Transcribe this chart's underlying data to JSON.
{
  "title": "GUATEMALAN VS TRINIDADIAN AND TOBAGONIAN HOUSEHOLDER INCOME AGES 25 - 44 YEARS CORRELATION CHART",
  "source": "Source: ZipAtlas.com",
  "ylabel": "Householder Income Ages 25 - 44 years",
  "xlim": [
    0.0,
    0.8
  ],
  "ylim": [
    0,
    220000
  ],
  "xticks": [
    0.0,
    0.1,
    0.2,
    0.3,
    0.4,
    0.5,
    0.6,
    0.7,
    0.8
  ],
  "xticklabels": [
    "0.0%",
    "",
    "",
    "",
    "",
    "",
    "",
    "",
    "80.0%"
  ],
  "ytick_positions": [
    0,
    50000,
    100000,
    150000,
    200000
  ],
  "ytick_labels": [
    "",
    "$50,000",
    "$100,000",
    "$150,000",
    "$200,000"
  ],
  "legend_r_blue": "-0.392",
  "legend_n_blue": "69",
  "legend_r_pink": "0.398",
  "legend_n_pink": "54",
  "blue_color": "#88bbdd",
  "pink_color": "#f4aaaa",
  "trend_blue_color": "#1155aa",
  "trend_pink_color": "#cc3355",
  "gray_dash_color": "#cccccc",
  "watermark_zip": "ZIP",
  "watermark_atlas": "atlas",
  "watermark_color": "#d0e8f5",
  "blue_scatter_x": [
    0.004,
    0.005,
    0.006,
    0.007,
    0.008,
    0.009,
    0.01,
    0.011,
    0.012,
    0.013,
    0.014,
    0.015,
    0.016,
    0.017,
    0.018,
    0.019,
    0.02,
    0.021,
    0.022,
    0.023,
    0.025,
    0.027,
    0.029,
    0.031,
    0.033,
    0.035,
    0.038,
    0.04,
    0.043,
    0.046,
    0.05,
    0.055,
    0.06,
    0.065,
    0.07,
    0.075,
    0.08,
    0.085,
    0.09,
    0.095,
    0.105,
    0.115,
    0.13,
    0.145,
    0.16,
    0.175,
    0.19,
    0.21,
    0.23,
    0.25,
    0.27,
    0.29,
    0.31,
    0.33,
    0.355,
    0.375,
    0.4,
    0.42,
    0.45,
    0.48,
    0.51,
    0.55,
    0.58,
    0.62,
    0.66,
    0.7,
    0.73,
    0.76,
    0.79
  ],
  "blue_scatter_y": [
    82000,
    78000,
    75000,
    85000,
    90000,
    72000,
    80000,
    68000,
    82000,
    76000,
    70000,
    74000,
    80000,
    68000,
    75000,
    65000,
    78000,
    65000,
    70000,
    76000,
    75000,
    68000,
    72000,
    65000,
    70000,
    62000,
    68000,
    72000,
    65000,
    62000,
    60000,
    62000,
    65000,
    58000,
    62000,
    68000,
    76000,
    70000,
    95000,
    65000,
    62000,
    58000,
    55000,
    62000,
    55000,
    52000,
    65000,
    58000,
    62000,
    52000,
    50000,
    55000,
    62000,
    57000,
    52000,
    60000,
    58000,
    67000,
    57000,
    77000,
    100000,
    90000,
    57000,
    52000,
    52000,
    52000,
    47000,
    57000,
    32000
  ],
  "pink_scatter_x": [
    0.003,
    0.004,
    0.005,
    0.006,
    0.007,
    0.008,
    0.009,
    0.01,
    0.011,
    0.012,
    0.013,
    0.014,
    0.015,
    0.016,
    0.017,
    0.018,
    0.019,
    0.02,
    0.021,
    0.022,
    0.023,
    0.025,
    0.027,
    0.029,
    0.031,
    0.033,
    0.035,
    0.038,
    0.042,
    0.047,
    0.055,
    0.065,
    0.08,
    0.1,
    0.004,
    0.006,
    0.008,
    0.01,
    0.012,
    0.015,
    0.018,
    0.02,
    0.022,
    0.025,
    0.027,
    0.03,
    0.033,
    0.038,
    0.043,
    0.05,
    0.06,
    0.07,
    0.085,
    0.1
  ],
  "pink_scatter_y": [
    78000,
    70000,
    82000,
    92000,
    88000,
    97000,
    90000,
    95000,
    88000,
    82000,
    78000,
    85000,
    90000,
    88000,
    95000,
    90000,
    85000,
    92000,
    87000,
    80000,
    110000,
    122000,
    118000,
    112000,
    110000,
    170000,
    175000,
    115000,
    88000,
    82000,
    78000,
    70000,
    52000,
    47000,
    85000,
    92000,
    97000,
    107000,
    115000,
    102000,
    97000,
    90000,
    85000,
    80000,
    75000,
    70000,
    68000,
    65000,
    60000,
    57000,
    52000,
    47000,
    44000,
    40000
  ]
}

= = = =

Word for word, restate all of the data shown above.

Transcribe this chart's underlying data to JSON.
{
  "title": "GUATEMALAN VS TRINIDADIAN AND TOBAGONIAN HOUSEHOLDER INCOME AGES 25 - 44 YEARS CORRELATION CHART",
  "source": "Source: ZipAtlas.com",
  "ylabel": "Householder Income Ages 25 - 44 years",
  "xlim": [
    0.0,
    0.8
  ],
  "ylim": [
    0,
    220000
  ],
  "xticks": [
    0.0,
    0.1,
    0.2,
    0.3,
    0.4,
    0.5,
    0.6,
    0.7,
    0.8
  ],
  "xticklabels": [
    "0.0%",
    "",
    "",
    "",
    "",
    "",
    "",
    "",
    "80.0%"
  ],
  "ytick_positions": [
    0,
    50000,
    100000,
    150000,
    200000
  ],
  "ytick_labels": [
    "",
    "$50,000",
    "$100,000",
    "$150,000",
    "$200,000"
  ],
  "legend_r_blue": "-0.392",
  "legend_n_blue": "69",
  "legend_r_pink": "0.398",
  "legend_n_pink": "54",
  "blue_color": "#88bbdd",
  "pink_color": "#f4aaaa",
  "trend_blue_color": "#1155aa",
  "trend_pink_color": "#cc3355",
  "gray_dash_color": "#cccccc",
  "watermark_zip": "ZIP",
  "watermark_atlas": "atlas",
  "watermark_color": "#d0e8f5",
  "blue_scatter_x": [
    0.004,
    0.005,
    0.006,
    0.007,
    0.008,
    0.009,
    0.01,
    0.011,
    0.012,
    0.013,
    0.014,
    0.015,
    0.016,
    0.017,
    0.018,
    0.019,
    0.02,
    0.021,
    0.022,
    0.023,
    0.025,
    0.027,
    0.029,
    0.031,
    0.033,
    0.035,
    0.038,
    0.04,
    0.043,
    0.046,
    0.05,
    0.055,
    0.06,
    0.065,
    0.07,
    0.075,
    0.08,
    0.085,
    0.09,
    0.095,
    0.105,
    0.115,
    0.13,
    0.145,
    0.16,
    0.175,
    0.19,
    0.21,
    0.23,
    0.25,
    0.27,
    0.29,
    0.31,
    0.33,
    0.355,
    0.375,
    0.4,
    0.42,
    0.45,
    0.48,
    0.51,
    0.55,
    0.58,
    0.62,
    0.66,
    0.7,
    0.73,
    0.76,
    0.79
  ],
  "blue_scatter_y": [
    82000,
    78000,
    75000,
    85000,
    90000,
    72000,
    80000,
    68000,
    82000,
    76000,
    70000,
    74000,
    80000,
    68000,
    75000,
    65000,
    78000,
    65000,
    70000,
    76000,
    75000,
    68000,
    72000,
    65000,
    70000,
    62000,
    68000,
    72000,
    65000,
    62000,
    60000,
    62000,
    65000,
    58000,
    62000,
    68000,
    76000,
    70000,
    95000,
    65000,
    62000,
    58000,
    55000,
    62000,
    55000,
    52000,
    65000,
    58000,
    62000,
    52000,
    50000,
    55000,
    62000,
    57000,
    52000,
    60000,
    58000,
    67000,
    57000,
    77000,
    100000,
    90000,
    57000,
    52000,
    52000,
    52000,
    47000,
    57000,
    32000
  ],
  "pink_scatter_x": [
    0.003,
    0.004,
    0.005,
    0.006,
    0.007,
    0.008,
    0.009,
    0.01,
    0.011,
    0.012,
    0.013,
    0.014,
    0.015,
    0.016,
    0.017,
    0.018,
    0.019,
    0.02,
    0.021,
    0.022,
    0.023,
    0.025,
    0.027,
    0.029,
    0.031,
    0.033,
    0.035,
    0.038,
    0.042,
    0.047,
    0.055,
    0.065,
    0.08,
    0.1,
    0.004,
    0.006,
    0.008,
    0.01,
    0.012,
    0.015,
    0.018,
    0.02,
    0.022,
    0.025,
    0.027,
    0.03,
    0.033,
    0.038,
    0.043,
    0.05,
    0.06,
    0.07,
    0.085,
    0.1
  ],
  "pink_scatter_y": [
    78000,
    70000,
    82000,
    92000,
    88000,
    97000,
    90000,
    95000,
    88000,
    82000,
    78000,
    85000,
    90000,
    88000,
    95000,
    90000,
    85000,
    92000,
    87000,
    80000,
    110000,
    122000,
    118000,
    112000,
    110000,
    170000,
    175000,
    115000,
    88000,
    82000,
    78000,
    70000,
    52000,
    47000,
    85000,
    92000,
    97000,
    107000,
    115000,
    102000,
    97000,
    90000,
    85000,
    80000,
    75000,
    70000,
    68000,
    65000,
    60000,
    57000,
    52000,
    47000,
    44000,
    40000
  ]
}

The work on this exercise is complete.